* _TASK DESCRIPTION_
Print all of the entries exactly, minus the pictures.

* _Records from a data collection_
++++++

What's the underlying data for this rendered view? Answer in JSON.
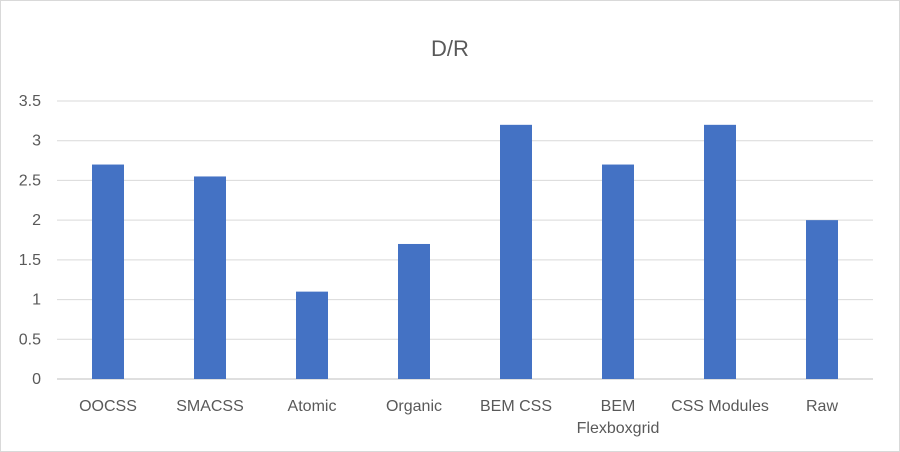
{
  "chart_data": {
    "type": "bar",
    "title": "D/R",
    "xlabel": "",
    "ylabel": "",
    "categories": [
      "OOCSS",
      "SMACSS",
      "Atomic",
      "Organic",
      "BEM CSS",
      "BEM Flexboxgrid",
      "CSS Modules",
      "Raw"
    ],
    "category_lines": [
      [
        "OOCSS"
      ],
      [
        "SMACSS"
      ],
      [
        "Atomic"
      ],
      [
        "Organic"
      ],
      [
        "BEM CSS"
      ],
      [
        "BEM",
        "Flexboxgrid"
      ],
      [
        "CSS Modules"
      ],
      [
        "Raw"
      ]
    ],
    "values": [
      2.7,
      2.55,
      1.1,
      1.7,
      3.2,
      2.7,
      3.2,
      2.0
    ],
    "ylim": [
      0,
      3.5
    ],
    "yticks": [
      "0",
      "0.5",
      "1",
      "1.5",
      "2",
      "2.5",
      "3",
      "3.5"
    ],
    "grid": true,
    "legend": "none",
    "bar_color": "#4472c4"
  }
}
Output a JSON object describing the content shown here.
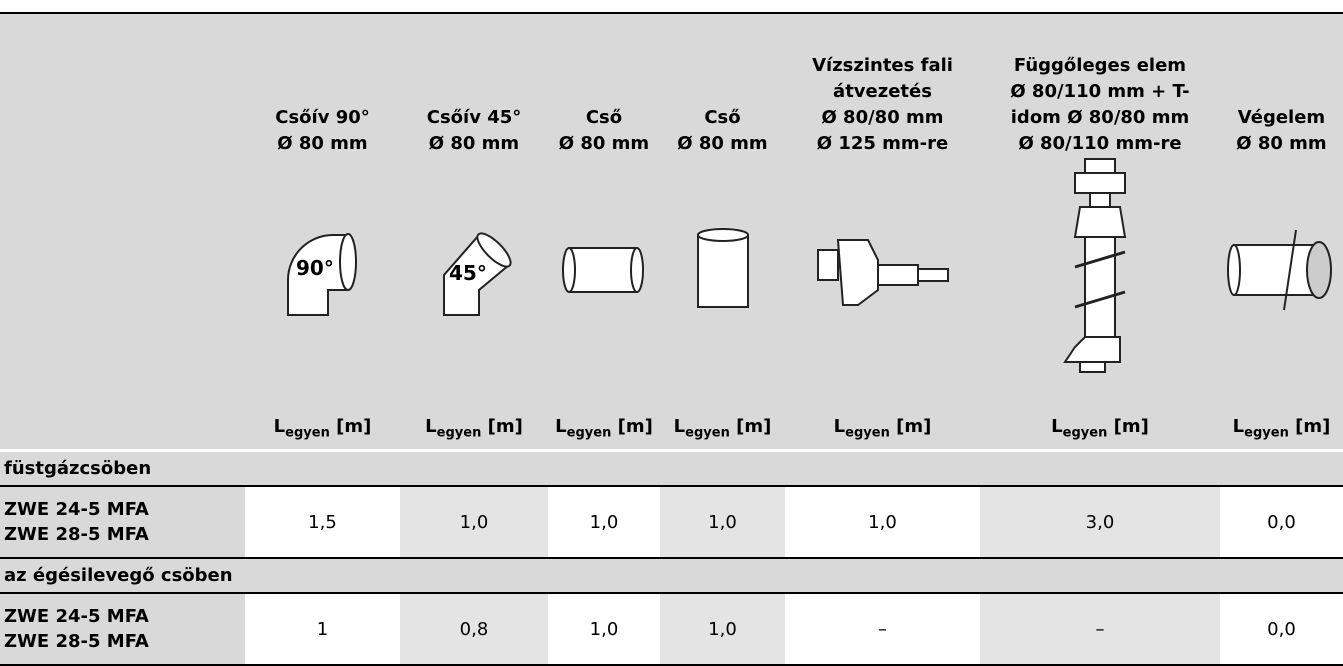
{
  "header": {
    "columns": [
      {
        "title": []
      },
      {
        "title": [
          "Csőív 90°",
          "Ø 80 mm"
        ],
        "icon_label": "90°",
        "unit": {
          "main": "L",
          "sub": "egyen",
          "rest": "[m]"
        }
      },
      {
        "title": [
          "Csőív 45°",
          "Ø 80 mm"
        ],
        "icon_label": "45°",
        "unit": {
          "main": "L",
          "sub": "egyen",
          "rest": "[m]"
        }
      },
      {
        "title": [
          "Cső",
          "Ø 80 mm"
        ],
        "unit": {
          "main": "L",
          "sub": "egyen",
          "rest": "[m]"
        }
      },
      {
        "title": [
          "Cső",
          "Ø 80 mm"
        ],
        "unit": {
          "main": "L",
          "sub": "egyen",
          "rest": "[m]"
        }
      },
      {
        "title": [
          "Vízszintes fali",
          "átvezetés",
          "Ø 80/80 mm",
          "Ø 125 mm-re"
        ],
        "unit": {
          "main": "L",
          "sub": "egyen",
          "rest": "[m]"
        }
      },
      {
        "title": [
          "Függőleges elem",
          "Ø 80/110 mm + T-",
          "idom Ø 80/80 mm",
          "Ø 80/110 mm-re"
        ],
        "unit": {
          "main": "L",
          "sub": "egyen",
          "rest": "[m]"
        }
      },
      {
        "title": [
          "Végelem",
          "Ø 80 mm"
        ],
        "unit": {
          "main": "L",
          "sub": "egyen",
          "rest": "[m]"
        }
      }
    ]
  },
  "sections": [
    {
      "title": "füstgázcsöben",
      "rows": [
        {
          "models": [
            "ZWE 24-5 MFA",
            "ZWE 28-5 MFA"
          ],
          "values": [
            "1,5",
            "1,0",
            "1,0",
            "1,0",
            "1,0",
            "3,0",
            "0,0"
          ]
        }
      ]
    },
    {
      "title": "az égésilevegő csöben",
      "rows": [
        {
          "models": [
            "ZWE 24-5 MFA",
            "ZWE 28-5 MFA"
          ],
          "values": [
            "1",
            "0,8",
            "1,0",
            "1,0",
            "–",
            "–",
            "0,0"
          ]
        }
      ]
    }
  ]
}
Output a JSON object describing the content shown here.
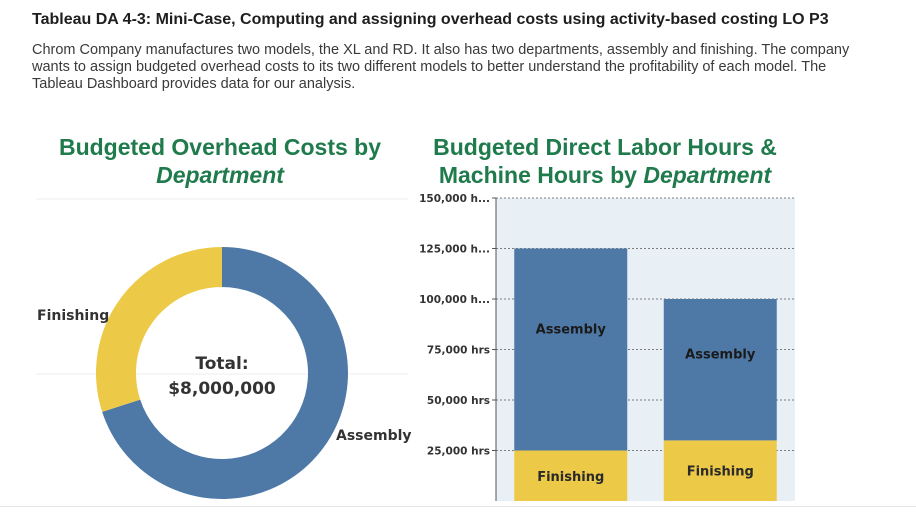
{
  "heading": "Tableau DA 4-3: Mini-Case, Computing and assigning overhead costs using activity-based costing LO P3",
  "intro": "Chrom Company manufactures two models, the XL and RD. It also has two departments, assembly and finishing. The company wants to assign budgeted overhead costs to its two different models to better understand the profitability of each model. The Tableau Dashboard provides data for our analysis.",
  "colors": {
    "assembly": "#4e79a7",
    "finishing": "#edc948",
    "title_green": "#1f7a4c",
    "plot_bg": "#e8f0f6"
  },
  "chart_data": [
    {
      "type": "pie",
      "title_main": "Budgeted Overhead Costs by",
      "title_em": "Department",
      "center_label": "Total:",
      "center_value": "$8,000,000",
      "slices": [
        {
          "label": "Assembly",
          "share": 0.7
        },
        {
          "label": "Finishing",
          "share": 0.3
        }
      ]
    },
    {
      "type": "bar",
      "title_main": "Budgeted Direct Labor Hours & Machine Hours by",
      "title_em": "Department",
      "stacked": true,
      "ylim": [
        0,
        150000
      ],
      "y_ticks": [
        {
          "value": 25000,
          "label": "25,000 hrs"
        },
        {
          "value": 50000,
          "label": "50,000 hrs"
        },
        {
          "value": 75000,
          "label": "75,000 hrs"
        },
        {
          "value": 100000,
          "label": "100,000 h..."
        },
        {
          "value": 125000,
          "label": "125,000 h..."
        },
        {
          "value": 150000,
          "label": "150,000 h..."
        }
      ],
      "grid": true,
      "bars": [
        {
          "segments": [
            {
              "name": "Finishing",
              "value": 25000
            },
            {
              "name": "Assembly",
              "value": 100000
            }
          ]
        },
        {
          "segments": [
            {
              "name": "Finishing",
              "value": 30000
            },
            {
              "name": "Assembly",
              "value": 70000
            }
          ]
        }
      ]
    }
  ]
}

++++++

* _RESULT OF THIS EXERCISE_
What's the underlying data for this rendered view? Answer in JSON.
{
  "chart_data": {
    "type": "bar",
    "title": "D/R",
    "xlabel": "",
    "ylabel": "",
    "categories": [
      "OOCSS",
      "SMACSS",
      "Atomic",
      "Organic",
      "BEM CSS",
      "BEM Flexboxgrid",
      "CSS Modules",
      "Raw"
    ],
    "category_lines": [
      [
        "OOCSS"
      ],
      [
        "SMACSS"
      ],
      [
        "Atomic"
      ],
      [
        "Organic"
      ],
      [
        "BEM CSS"
      ],
      [
        "BEM",
        "Flexboxgrid"
      ],
      [
        "CSS Modules"
      ],
      [
        "Raw"
      ]
    ],
    "values": [
      2.7,
      2.55,
      1.1,
      1.7,
      3.2,
      2.7,
      3.2,
      2.0
    ],
    "ylim": [
      0,
      3.5
    ],
    "yticks": [
      "0",
      "0.5",
      "1",
      "1.5",
      "2",
      "2.5",
      "3",
      "3.5"
    ],
    "grid": true,
    "legend": "none",
    "bar_color": "#4472c4"
  }
}
Output a JSON object describing the content shown here.
{
  "header": {
    "columns": [
      {
        "title": []
      },
      {
        "title": [
          "Csőív 90°",
          "Ø 80 mm"
        ],
        "icon_label": "90°",
        "unit": {
          "main": "L",
          "sub": "egyen",
          "rest": "[m]"
        }
      },
      {
        "title": [
          "Csőív 45°",
          "Ø 80 mm"
        ],
        "icon_label": "45°",
        "unit": {
          "main": "L",
          "sub": "egyen",
          "rest": "[m]"
        }
      },
      {
        "title": [
          "Cső",
          "Ø 80 mm"
        ],
        "unit": {
          "main": "L",
          "sub": "egyen",
          "rest": "[m]"
        }
      },
      {
        "title": [
          "Cső",
          "Ø 80 mm"
        ],
        "unit": {
          "main": "L",
          "sub": "egyen",
          "rest": "[m]"
        }
      },
      {
        "title": [
          "Vízszintes fali",
          "átvezetés",
          "Ø 80/80 mm",
          "Ø 125 mm-re"
        ],
        "unit": {
          "main": "L",
          "sub": "egyen",
          "rest": "[m]"
        }
      },
      {
        "title": [
          "Függőleges elem",
          "Ø 80/110 mm + T-",
          "idom Ø 80/80 mm",
          "Ø 80/110 mm-re"
        ],
        "unit": {
          "main": "L",
          "sub": "egyen",
          "rest": "[m]"
        }
      },
      {
        "title": [
          "Végelem",
          "Ø 80 mm"
        ],
        "unit": {
          "main": "L",
          "sub": "egyen",
          "rest": "[m]"
        }
      }
    ]
  },
  "sections": [
    {
      "title": "füstgázcsöben",
      "rows": [
        {
          "models": [
            "ZWE 24-5 MFA",
            "ZWE 28-5 MFA"
          ],
          "values": [
            "1,5",
            "1,0",
            "1,0",
            "1,0",
            "1,0",
            "3,0",
            "0,0"
          ]
        }
      ]
    },
    {
      "title": "az égésilevegő csöben",
      "rows": [
        {
          "models": [
            "ZWE 24-5 MFA",
            "ZWE 28-5 MFA"
          ],
          "values": [
            "1",
            "0,8",
            "1,0",
            "1,0",
            "–",
            "–",
            "0,0"
          ]
        }
      ]
    }
  ]
}
Output a JSON object describing the content shown here.
{
  "heading": "Tableau DA 4-3: Mini-Case, Computing and assigning overhead costs using activity-based costing LO P3",
  "intro": "Chrom Company manufactures two models, the XL and RD. It also has two departments, assembly and finishing. The company wants to assign budgeted overhead costs to its two different models to better understand the profitability of each model. The Tableau Dashboard provides data for our analysis.",
  "colors": {
    "assembly": "#4e79a7",
    "finishing": "#edc948",
    "title_green": "#1f7a4c",
    "plot_bg": "#e8f0f6"
  },
  "chart_data": [
    {
      "type": "pie",
      "title_main": "Budgeted Overhead Costs by",
      "title_em": "Department",
      "center_label": "Total:",
      "center_value": "$8,000,000",
      "slices": [
        {
          "label": "Assembly",
          "share": 0.7
        },
        {
          "label": "Finishing",
          "share": 0.3
        }
      ]
    },
    {
      "type": "bar",
      "title_main": "Budgeted Direct Labor Hours & Machine Hours by",
      "title_em": "Department",
      "stacked": true,
      "ylim": [
        0,
        150000
      ],
      "y_ticks": [
        {
          "value": 25000,
          "label": "25,000 hrs"
        },
        {
          "value": 50000,
          "label": "50,000 hrs"
        },
        {
          "value": 75000,
          "label": "75,000 hrs"
        },
        {
          "value": 100000,
          "label": "100,000 h..."
        },
        {
          "value": 125000,
          "label": "125,000 h..."
        },
        {
          "value": 150000,
          "label": "150,000 h..."
        }
      ],
      "grid": true,
      "bars": [
        {
          "segments": [
            {
              "name": "Finishing",
              "value": 25000
            },
            {
              "name": "Assembly",
              "value": 100000
            }
          ]
        },
        {
          "segments": [
            {
              "name": "Finishing",
              "value": 30000
            },
            {
              "name": "Assembly",
              "value": 70000
            }
          ]
        }
      ]
    }
  ]
}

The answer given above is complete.